→ **Set problem**:
Print out the material that follows word for word.

→ **Supplied records**:

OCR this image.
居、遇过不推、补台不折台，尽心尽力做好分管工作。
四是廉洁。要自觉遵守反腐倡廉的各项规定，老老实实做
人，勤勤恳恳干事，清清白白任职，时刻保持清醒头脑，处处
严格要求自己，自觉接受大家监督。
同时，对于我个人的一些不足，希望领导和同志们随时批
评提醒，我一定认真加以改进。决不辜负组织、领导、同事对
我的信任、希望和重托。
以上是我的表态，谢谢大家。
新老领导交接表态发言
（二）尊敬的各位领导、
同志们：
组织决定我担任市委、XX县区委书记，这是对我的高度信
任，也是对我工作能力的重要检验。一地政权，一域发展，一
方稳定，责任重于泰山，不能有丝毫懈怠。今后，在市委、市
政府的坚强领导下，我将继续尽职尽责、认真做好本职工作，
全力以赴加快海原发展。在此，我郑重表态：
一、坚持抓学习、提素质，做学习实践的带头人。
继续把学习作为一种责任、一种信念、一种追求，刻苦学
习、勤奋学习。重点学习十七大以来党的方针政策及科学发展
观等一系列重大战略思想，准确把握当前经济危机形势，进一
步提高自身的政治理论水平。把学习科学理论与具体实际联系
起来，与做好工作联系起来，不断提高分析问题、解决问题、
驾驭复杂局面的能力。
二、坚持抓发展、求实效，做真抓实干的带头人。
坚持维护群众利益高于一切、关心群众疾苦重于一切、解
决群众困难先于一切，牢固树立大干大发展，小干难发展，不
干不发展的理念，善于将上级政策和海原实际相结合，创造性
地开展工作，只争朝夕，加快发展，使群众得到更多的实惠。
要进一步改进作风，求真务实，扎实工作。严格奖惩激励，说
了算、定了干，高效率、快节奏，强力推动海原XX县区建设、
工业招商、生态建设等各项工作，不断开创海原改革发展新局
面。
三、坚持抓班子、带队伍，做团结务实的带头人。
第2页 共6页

→ **Completed exercise**:
OCR this image.
居、遇过不推、补台不折台，尽心尽力做好分管工作。
四是廉洁。要自觉遵守反腐倡廉的各项规定，老老实实做
人，勤勤恳恳干事，清清白白任职，时刻保持清醒头脑，处处
严格要求自己，自觉接受大家监督。
同时，对于我个人的一些不足，希望领导和同志们随时批
评提醒，我一定认真加以改进。决不辜负组织、领导、同事对
我的信任、希望和重托。
以上是我的表态，谢谢大家。
新老领导交接表态发言
（二）尊敬的各位领导、
同志们：
组织决定我担任市委、XX县区委书记，这是对我的高度信
任，也是对我工作能力的重要检验。一地政权，一域发展，一
方稳定，责任重于泰山，不能有丝毫懈怠。今后，在市委、市
政府的坚强领导下，我将继续尽职尽责、认真做好本职工作，
全力以赴加快海原发展。在此，我郑重表态：
一、坚持抓学习、提素质，做学习实践的带头人。
继续把学习作为一种责任、一种信念、一种追求，刻苦学
习、勤奋学习。重点学习十七大以来党的方针政策及科学发展
观等一系列重大战略思想，准确把握当前经济危机形势，进一
步提高自身的政治理论水平。把学习科学理论与具体实际联系
起来，与做好工作联系起来，不断提高分析问题、解决问题、
驾驭复杂局面的能力。
二、坚持抓发展、求实效，做真抓实干的带头人。
坚持维护群众利益高于一切、关心群众疾苦重于一切、解
决群众困难先于一切，牢固树立大干大发展，小干难发展，不
干不发展的理念，善于将上级政策和海原实际相结合，创造性
地开展工作，只争朝夕，加快发展，使群众得到更多的实惠。
要进一步改进作风，求真务实，扎实工作。严格奖惩激励，说
了算、定了干，高效率、快节奏，强力推动海原XX县区建设、
工业招商、生态建设等各项工作，不断开创海原改革发展新局
面。
三、坚持抓班子、带队伍，做团结务实的带头人。
第2页 共6页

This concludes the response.